[Collected data entries]

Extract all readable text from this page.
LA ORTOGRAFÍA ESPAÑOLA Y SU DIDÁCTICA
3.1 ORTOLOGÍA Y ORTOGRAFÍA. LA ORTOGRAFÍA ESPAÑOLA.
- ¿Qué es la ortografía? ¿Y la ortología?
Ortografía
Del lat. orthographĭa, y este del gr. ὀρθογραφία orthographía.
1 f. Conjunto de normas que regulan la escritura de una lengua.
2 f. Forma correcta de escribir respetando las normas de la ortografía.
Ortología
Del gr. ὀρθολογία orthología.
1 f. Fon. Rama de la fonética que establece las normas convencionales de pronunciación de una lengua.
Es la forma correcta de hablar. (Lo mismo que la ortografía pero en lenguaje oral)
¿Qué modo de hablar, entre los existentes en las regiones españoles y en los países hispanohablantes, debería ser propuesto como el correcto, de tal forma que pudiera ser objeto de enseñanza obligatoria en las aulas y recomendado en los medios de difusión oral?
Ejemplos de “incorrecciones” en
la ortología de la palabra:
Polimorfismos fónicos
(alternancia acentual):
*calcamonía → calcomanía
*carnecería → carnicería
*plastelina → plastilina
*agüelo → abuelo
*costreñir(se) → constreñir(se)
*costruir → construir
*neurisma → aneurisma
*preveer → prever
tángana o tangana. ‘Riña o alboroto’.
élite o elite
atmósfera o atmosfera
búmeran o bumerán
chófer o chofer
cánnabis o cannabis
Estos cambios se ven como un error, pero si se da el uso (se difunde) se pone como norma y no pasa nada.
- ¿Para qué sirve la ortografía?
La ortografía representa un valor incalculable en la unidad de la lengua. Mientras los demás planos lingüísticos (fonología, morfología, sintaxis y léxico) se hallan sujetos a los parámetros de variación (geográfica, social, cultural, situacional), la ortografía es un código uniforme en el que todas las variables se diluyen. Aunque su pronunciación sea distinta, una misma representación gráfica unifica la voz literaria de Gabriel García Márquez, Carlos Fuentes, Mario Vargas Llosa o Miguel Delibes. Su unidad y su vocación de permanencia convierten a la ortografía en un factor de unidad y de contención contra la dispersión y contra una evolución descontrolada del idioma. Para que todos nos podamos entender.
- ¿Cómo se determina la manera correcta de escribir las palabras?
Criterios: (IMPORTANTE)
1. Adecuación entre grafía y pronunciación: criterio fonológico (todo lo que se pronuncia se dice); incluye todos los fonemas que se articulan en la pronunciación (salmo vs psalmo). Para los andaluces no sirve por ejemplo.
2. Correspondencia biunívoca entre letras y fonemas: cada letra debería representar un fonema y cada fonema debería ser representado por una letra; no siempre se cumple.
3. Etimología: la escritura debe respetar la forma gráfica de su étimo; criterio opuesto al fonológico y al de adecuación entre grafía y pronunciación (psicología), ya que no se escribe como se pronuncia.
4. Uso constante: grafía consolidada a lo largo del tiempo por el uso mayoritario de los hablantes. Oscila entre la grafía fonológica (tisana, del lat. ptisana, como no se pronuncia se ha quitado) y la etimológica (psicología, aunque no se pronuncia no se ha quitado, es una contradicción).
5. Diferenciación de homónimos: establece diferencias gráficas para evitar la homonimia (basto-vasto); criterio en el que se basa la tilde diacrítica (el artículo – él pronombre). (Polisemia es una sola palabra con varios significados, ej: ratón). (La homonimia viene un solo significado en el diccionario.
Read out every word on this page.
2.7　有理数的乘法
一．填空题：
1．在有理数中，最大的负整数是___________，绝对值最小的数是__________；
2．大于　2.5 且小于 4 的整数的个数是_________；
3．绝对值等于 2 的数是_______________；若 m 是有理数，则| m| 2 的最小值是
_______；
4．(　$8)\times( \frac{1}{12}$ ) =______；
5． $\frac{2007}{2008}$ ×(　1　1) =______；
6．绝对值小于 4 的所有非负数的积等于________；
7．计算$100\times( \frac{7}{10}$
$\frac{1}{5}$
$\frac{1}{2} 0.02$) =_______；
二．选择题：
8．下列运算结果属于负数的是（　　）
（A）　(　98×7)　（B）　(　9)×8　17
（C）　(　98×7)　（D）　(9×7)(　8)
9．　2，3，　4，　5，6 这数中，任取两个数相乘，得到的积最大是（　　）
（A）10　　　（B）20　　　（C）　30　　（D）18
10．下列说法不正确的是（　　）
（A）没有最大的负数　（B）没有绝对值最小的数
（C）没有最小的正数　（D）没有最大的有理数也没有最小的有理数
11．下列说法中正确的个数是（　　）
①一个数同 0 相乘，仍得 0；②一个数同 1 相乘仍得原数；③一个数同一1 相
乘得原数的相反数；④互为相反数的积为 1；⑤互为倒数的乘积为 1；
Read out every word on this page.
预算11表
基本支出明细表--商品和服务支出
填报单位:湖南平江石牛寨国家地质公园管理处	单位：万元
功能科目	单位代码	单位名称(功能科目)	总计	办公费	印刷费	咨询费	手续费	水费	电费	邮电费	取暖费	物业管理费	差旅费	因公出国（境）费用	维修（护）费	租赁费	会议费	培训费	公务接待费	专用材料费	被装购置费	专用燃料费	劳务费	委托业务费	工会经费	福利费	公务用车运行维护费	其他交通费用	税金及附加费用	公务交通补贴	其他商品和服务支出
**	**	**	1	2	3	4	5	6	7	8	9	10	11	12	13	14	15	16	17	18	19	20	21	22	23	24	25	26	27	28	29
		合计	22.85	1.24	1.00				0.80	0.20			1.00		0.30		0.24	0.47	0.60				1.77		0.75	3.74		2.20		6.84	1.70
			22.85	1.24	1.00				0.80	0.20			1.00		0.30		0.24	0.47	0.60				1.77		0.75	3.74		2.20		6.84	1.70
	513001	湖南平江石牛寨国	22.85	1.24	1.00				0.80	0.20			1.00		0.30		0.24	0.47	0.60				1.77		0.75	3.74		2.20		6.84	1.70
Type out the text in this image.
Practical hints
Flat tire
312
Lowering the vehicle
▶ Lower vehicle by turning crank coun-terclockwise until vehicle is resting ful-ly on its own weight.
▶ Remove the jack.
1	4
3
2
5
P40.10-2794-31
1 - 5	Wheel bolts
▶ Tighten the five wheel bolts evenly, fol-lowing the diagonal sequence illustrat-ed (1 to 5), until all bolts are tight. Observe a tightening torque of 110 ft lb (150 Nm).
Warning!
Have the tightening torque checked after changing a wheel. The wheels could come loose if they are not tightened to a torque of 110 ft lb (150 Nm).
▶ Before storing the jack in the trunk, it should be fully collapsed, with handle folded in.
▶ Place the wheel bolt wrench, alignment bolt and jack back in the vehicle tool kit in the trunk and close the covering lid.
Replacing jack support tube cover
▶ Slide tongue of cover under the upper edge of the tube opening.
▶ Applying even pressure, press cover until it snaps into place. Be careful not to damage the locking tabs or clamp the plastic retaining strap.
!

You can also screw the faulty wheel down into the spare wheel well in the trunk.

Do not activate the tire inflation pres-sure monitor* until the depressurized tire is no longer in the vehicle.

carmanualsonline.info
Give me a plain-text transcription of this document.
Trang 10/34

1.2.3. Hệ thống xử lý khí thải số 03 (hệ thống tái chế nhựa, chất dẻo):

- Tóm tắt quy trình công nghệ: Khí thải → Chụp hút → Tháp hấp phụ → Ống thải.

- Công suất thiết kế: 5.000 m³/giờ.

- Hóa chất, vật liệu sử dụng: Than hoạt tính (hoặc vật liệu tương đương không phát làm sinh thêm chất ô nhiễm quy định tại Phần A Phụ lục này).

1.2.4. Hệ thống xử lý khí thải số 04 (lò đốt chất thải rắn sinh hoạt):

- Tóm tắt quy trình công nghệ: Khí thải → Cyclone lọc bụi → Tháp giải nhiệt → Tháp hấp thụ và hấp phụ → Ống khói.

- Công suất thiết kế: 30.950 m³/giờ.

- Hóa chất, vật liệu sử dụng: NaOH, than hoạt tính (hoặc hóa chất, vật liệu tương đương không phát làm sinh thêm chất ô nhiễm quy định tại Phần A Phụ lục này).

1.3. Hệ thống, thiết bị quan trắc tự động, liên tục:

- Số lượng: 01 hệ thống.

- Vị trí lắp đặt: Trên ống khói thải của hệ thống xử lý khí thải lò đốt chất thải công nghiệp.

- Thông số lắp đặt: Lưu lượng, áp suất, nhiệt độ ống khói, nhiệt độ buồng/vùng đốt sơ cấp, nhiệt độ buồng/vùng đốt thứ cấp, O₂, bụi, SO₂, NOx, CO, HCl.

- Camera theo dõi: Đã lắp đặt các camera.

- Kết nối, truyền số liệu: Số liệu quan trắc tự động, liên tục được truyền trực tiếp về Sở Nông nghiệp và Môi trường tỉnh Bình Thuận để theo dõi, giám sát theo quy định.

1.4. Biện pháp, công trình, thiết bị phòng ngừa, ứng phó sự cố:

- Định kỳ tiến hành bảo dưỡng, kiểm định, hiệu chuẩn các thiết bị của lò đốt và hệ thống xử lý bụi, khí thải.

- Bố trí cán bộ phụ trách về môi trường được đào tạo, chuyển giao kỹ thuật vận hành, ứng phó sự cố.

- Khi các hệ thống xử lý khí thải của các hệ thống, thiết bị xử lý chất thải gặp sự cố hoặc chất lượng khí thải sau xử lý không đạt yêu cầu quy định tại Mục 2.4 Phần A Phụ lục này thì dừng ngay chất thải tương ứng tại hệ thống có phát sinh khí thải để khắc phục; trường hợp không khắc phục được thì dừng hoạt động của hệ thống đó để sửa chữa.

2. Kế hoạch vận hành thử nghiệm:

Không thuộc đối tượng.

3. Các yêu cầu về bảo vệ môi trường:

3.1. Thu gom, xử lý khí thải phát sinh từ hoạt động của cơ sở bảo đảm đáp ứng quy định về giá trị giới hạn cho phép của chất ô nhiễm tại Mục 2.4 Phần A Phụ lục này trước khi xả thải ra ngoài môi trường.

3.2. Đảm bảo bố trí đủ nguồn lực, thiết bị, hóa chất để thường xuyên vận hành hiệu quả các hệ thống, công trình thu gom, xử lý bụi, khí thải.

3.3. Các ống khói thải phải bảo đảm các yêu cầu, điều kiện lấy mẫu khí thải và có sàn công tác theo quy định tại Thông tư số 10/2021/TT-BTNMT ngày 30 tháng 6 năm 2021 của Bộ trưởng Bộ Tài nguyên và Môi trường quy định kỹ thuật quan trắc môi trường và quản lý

§ **What is required**: Go through the material above and count the lines that contain "establece"; answer with the number alone.

§ **Solution for this problem**: 2